What you are asked to do. All records are to be retyped faithfully and completely.

● ● ● ● ● ● ●

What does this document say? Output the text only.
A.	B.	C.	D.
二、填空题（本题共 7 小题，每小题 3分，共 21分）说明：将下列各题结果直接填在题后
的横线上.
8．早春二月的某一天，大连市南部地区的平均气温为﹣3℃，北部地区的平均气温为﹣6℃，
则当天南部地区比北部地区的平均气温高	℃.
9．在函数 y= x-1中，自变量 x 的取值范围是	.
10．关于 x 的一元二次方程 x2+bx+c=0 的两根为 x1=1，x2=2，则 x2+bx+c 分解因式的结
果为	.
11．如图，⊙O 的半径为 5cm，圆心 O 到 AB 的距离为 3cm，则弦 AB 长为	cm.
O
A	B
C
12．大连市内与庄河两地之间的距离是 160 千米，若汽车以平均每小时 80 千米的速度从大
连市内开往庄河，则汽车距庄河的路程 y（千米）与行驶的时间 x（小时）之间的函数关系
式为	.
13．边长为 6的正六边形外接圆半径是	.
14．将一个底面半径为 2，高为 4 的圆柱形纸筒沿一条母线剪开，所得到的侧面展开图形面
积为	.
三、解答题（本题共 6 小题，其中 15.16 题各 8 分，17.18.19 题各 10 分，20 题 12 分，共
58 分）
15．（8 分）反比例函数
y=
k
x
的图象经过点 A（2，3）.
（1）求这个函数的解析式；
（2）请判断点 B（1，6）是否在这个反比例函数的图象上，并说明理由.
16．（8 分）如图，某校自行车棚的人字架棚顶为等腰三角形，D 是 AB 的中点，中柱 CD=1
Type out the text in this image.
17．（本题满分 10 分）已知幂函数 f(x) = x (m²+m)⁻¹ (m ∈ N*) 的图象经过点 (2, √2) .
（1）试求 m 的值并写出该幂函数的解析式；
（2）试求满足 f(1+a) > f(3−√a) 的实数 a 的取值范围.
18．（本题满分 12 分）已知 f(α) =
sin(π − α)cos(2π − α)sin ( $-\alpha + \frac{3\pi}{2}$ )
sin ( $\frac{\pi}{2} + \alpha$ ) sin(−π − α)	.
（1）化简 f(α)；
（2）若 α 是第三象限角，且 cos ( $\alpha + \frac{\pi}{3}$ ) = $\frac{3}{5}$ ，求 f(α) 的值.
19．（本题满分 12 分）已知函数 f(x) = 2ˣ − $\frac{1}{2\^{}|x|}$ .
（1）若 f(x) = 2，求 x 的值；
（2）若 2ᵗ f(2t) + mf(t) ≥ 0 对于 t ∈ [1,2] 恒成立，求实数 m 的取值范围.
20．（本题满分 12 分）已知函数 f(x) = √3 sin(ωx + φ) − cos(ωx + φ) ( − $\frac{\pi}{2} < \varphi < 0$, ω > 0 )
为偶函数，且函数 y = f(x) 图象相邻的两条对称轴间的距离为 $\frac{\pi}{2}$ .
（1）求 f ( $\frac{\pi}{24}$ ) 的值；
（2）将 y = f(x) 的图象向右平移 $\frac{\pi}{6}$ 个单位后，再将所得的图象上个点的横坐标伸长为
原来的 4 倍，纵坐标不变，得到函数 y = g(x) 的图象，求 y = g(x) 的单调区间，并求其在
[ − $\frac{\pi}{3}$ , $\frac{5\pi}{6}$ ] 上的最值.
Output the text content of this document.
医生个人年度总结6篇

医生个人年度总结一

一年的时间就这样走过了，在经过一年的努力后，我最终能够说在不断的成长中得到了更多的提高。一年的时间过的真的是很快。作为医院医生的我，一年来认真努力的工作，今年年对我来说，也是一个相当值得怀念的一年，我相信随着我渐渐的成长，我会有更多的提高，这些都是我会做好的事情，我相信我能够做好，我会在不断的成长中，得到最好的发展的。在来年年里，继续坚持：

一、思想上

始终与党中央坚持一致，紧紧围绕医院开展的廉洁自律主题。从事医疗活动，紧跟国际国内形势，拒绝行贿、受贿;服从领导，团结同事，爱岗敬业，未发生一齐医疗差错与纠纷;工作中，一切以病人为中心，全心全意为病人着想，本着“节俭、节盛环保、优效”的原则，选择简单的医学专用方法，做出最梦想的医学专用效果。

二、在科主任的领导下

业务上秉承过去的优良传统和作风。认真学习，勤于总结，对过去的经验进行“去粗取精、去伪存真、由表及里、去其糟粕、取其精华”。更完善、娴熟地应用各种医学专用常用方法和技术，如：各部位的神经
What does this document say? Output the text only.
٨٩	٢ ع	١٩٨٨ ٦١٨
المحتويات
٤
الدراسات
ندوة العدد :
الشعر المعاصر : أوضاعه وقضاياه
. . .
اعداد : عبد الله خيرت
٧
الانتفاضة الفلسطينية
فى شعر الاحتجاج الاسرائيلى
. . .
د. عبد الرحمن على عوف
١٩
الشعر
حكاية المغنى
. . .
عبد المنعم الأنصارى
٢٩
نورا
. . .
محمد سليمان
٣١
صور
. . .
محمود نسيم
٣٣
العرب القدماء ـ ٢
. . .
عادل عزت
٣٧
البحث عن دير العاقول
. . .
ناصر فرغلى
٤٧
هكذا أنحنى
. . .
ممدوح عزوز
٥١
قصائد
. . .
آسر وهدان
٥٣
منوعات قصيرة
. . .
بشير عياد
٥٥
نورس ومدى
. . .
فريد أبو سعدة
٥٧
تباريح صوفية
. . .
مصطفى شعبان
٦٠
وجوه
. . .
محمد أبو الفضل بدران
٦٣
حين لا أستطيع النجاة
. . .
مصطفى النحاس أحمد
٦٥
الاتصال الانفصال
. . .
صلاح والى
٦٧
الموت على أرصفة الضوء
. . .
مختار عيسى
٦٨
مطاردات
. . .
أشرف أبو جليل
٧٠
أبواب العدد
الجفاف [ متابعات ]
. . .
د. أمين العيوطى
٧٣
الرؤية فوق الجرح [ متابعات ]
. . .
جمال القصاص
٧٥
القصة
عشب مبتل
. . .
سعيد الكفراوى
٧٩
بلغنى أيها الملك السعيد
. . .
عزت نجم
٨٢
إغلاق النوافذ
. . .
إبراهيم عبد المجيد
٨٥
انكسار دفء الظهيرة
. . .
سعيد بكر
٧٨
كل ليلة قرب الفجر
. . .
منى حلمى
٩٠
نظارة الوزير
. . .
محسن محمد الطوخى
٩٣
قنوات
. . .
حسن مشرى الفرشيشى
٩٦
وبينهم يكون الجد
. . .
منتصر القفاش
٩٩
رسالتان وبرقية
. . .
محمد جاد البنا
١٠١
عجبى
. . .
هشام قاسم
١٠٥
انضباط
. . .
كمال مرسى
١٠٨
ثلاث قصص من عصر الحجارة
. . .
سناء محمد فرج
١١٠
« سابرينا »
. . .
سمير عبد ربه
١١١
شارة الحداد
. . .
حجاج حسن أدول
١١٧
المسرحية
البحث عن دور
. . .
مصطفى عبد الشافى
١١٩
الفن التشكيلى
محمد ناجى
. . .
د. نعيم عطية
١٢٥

● ● ● ● ● ● ●

Solution to this exercise.
What does this document say? Output the text only.
A.	B.	C.	D.
二、填空题（本题共 7 小题，每小题 3分，共 21分）说明：将下列各题结果直接填在题后
的横线上.
8．早春二月的某一天，大连市南部地区的平均气温为﹣3℃，北部地区的平均气温为﹣6℃，
则当天南部地区比北部地区的平均气温高	℃.
9．在函数 y= x-1中，自变量 x 的取值范围是	.
10．关于 x 的一元二次方程 x2+bx+c=0 的两根为 x1=1，x2=2，则 x2+bx+c 分解因式的结
果为	.
11．如图，⊙O 的半径为 5cm，圆心 O 到 AB 的距离为 3cm，则弦 AB 长为	cm.
O
A	B
C
12．大连市内与庄河两地之间的距离是 160 千米，若汽车以平均每小时 80 千米的速度从大
连市内开往庄河，则汽车距庄河的路程 y（千米）与行驶的时间 x（小时）之间的函数关系
式为	.
13．边长为 6的正六边形外接圆半径是	.
14．将一个底面半径为 2，高为 4 的圆柱形纸筒沿一条母线剪开，所得到的侧面展开图形面
积为	.
三、解答题（本题共 6 小题，其中 15.16 题各 8 分，17.18.19 题各 10 分，20 题 12 分，共
58 分）
15．（8 分）反比例函数
y=
k
x
的图象经过点 A（2，3）.
（1）求这个函数的解析式；
（2）请判断点 B（1，6）是否在这个反比例函数的图象上，并说明理由.
16．（8 分）如图，某校自行车棚的人字架棚顶为等腰三角形，D 是 AB 的中点，中柱 CD=1
Type out the text in this image.
17．（本题满分 10 分）已知幂函数 f(x) = x (m²+m)⁻¹ (m ∈ N*) 的图象经过点 (2, √2) .
（1）试求 m 的值并写出该幂函数的解析式；
（2）试求满足 f(1+a) > f(3−√a) 的实数 a 的取值范围.
18．（本题满分 12 分）已知 f(α) =
sin(π − α)cos(2π − α)sin ( $-\alpha + \frac{3\pi}{2}$ )
sin ( $\frac{\pi}{2} + \alpha$ ) sin(−π − α)	.
（1）化简 f(α)；
（2）若 α 是第三象限角，且 cos ( $\alpha + \frac{\pi}{3}$ ) = $\frac{3}{5}$ ，求 f(α) 的值.
19．（本题满分 12 分）已知函数 f(x) = 2ˣ − $\frac{1}{2\^{}|x|}$ .
（1）若 f(x) = 2，求 x 的值；
（2）若 2ᵗ f(2t) + mf(t) ≥ 0 对于 t ∈ [1,2] 恒成立，求实数 m 的取值范围.
20．（本题满分 12 分）已知函数 f(x) = √3 sin(ωx + φ) − cos(ωx + φ) ( − $\frac{\pi}{2} < \varphi < 0$, ω > 0 )
为偶函数，且函数 y = f(x) 图象相邻的两条对称轴间的距离为 $\frac{\pi}{2}$ .
（1）求 f ( $\frac{\pi}{24}$ ) 的值；
（2）将 y = f(x) 的图象向右平移 $\frac{\pi}{6}$ 个单位后，再将所得的图象上个点的横坐标伸长为
原来的 4 倍，纵坐标不变，得到函数 y = g(x) 的图象，求 y = g(x) 的单调区间，并求其在
[ − $\frac{\pi}{3}$ , $\frac{5\pi}{6}$ ] 上的最值.
Output the text content of this document.
医生个人年度总结6篇

医生个人年度总结一

一年的时间就这样走过了，在经过一年的努力后，我最终能够说在不断的成长中得到了更多的提高。一年的时间过的真的是很快。作为医院医生的我，一年来认真努力的工作，今年年对我来说，也是一个相当值得怀念的一年，我相信随着我渐渐的成长，我会有更多的提高，这些都是我会做好的事情，我相信我能够做好，我会在不断的成长中，得到最好的发展的。在来年年里，继续坚持：

一、思想上

始终与党中央坚持一致，紧紧围绕医院开展的廉洁自律主题。从事医疗活动，紧跟国际国内形势，拒绝行贿、受贿;服从领导，团结同事，爱岗敬业，未发生一齐医疗差错与纠纷;工作中，一切以病人为中心，全心全意为病人着想，本着“节俭、节盛环保、优效”的原则，选择简单的医学专用方法，做出最梦想的医学专用效果。

二、在科主任的领导下

业务上秉承过去的优良传统和作风。认真学习，勤于总结，对过去的经验进行“去粗取精、去伪存真、由表及里、去其糟粕、取其精华”。更完善、娴熟地应用各种医学专用常用方法和技术，如：各部位的神经
What does this document say? Output the text only.
٨٩	٢ ع	١٩٨٨ ٦١٨
المحتويات
٤
الدراسات
ندوة العدد :
الشعر المعاصر : أوضاعه وقضاياه
. . .
اعداد : عبد الله خيرت
٧
الانتفاضة الفلسطينية
فى شعر الاحتجاج الاسرائيلى
. . .
د. عبد الرحمن على عوف
١٩
الشعر
حكاية المغنى
. . .
عبد المنعم الأنصارى
٢٩
نورا
. . .
محمد سليمان
٣١
صور
. . .
محمود نسيم
٣٣
العرب القدماء ـ ٢
. . .
عادل عزت
٣٧
البحث عن دير العاقول
. . .
ناصر فرغلى
٤٧
هكذا أنحنى
. . .
ممدوح عزوز
٥١
قصائد
. . .
آسر وهدان
٥٣
منوعات قصيرة
. . .
بشير عياد
٥٥
نورس ومدى
. . .
فريد أبو سعدة
٥٧
تباريح صوفية
. . .
مصطفى شعبان
٦٠
وجوه
. . .
محمد أبو الفضل بدران
٦٣
حين لا أستطيع النجاة
. . .
مصطفى النحاس أحمد
٦٥
الاتصال الانفصال
. . .
صلاح والى
٦٧
الموت على أرصفة الضوء
. . .
مختار عيسى
٦٨
مطاردات
. . .
أشرف أبو جليل
٧٠
أبواب العدد
الجفاف [ متابعات ]
. . .
د. أمين العيوطى
٧٣
الرؤية فوق الجرح [ متابعات ]
. . .
جمال القصاص
٧٥
القصة
عشب مبتل
. . .
سعيد الكفراوى
٧٩
بلغنى أيها الملك السعيد
. . .
عزت نجم
٨٢
إغلاق النوافذ
. . .
إبراهيم عبد المجيد
٨٥
انكسار دفء الظهيرة
. . .
سعيد بكر
٧٨
كل ليلة قرب الفجر
. . .
منى حلمى
٩٠
نظارة الوزير
. . .
محسن محمد الطوخى
٩٣
قنوات
. . .
حسن مشرى الفرشيشى
٩٦
وبينهم يكون الجد
. . .
منتصر القفاش
٩٩
رسالتان وبرقية
. . .
محمد جاد البنا
١٠١
عجبى
. . .
هشام قاسم
١٠٥
انضباط
. . .
كمال مرسى
١٠٨
ثلاث قصص من عصر الحجارة
. . .
سناء محمد فرج
١١٠
« سابرينا »
. . .
سمير عبد ربه
١١١
شارة الحداد
. . .
حجاج حسن أدول
١١٧
المسرحية
البحث عن دور
. . .
مصطفى عبد الشافى
١١٩
الفن التشكيلى
محمد ناجى
. . .
د. نعيم عطية
١٢٥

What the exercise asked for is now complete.